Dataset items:
- - - - -
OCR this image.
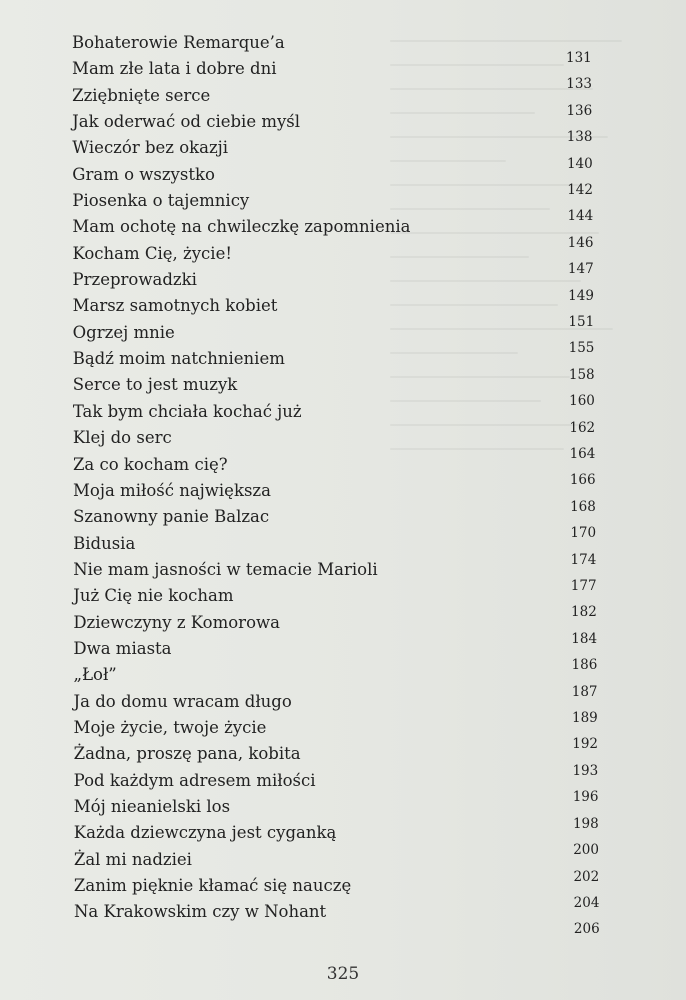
Bohaterowie Remarque’a
131
Mam złe lata i dobre dni
133
Zziębnięte serce
136
Jak oderwać od ciebie myśl
138
Wieczór bez okazji
140
Gram o wszystko
142
Piosenka o tajemnicy
144
Mam ochotę na chwileczkę zapomnienia
146
Kocham Cię, życie!
147
Przeprowadzki
149
Marsz samotnych kobiet
151
Ogrzej mnie
155
Bądź moim natchnieniem
158
Serce to jest muzyk
160
Tak bym chciała kochać już
162
Klej do serc
164
Za co kocham cię?
166
Moja miłość największa
168
Szanowny panie Balzac
170
Bidusia
174
Nie mam jasności w temacie Marioli
177
Już Cię nie kocham
182
Dziewczyny z Komorowa
184
Dwa miasta
186
„Łoł”
187
Ja do domu wracam długo
189
Moje życie, twoje życie
192
Żadna, proszę pana, kobita
193
Pod każdym adresem miłości
196
Mój nieanielski los
198
Każda dziewczyna jest cyganką
200
Żal mi nadziei
202
Zanim pięknie kłamać się nauczę
204
Na Krakowskim czy w Nohant
206
325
- - - - -
* **Prompt**
Quote the data above in full, leaving out the pictures it holds.

* **Expected answer**
OCR this image.
Bohaterowie Remarque’a
131
Mam złe lata i dobre dni
133
Zziębnięte serce
136
Jak oderwać od ciebie myśl
138
Wieczór bez okazji
140
Gram o wszystko
142
Piosenka o tajemnicy
144
Mam ochotę na chwileczkę zapomnienia
146
Kocham Cię, życie!
147
Przeprowadzki
149
Marsz samotnych kobiet
151
Ogrzej mnie
155
Bądź moim natchnieniem
158
Serce to jest muzyk
160
Tak bym chciała kochać już
162
Klej do serc
164
Za co kocham cię?
166
Moja miłość największa
168
Szanowny panie Balzac
170
Bidusia
174
Nie mam jasności w temacie Marioli
177
Już Cię nie kocham
182
Dziewczyny z Komorowa
184
Dwa miasta
186
„Łoł”
187
Ja do domu wracam długo
189
Moje życie, twoje życie
192
Żadna, proszę pana, kobita
193
Pod każdym adresem miłości
196
Mój nieanielski los
198
Każda dziewczyna jest cyganką
200
Żal mi nadziei
202
Zanim pięknie kłamać się nauczę
204
Na Krakowskim czy w Nohant
206
325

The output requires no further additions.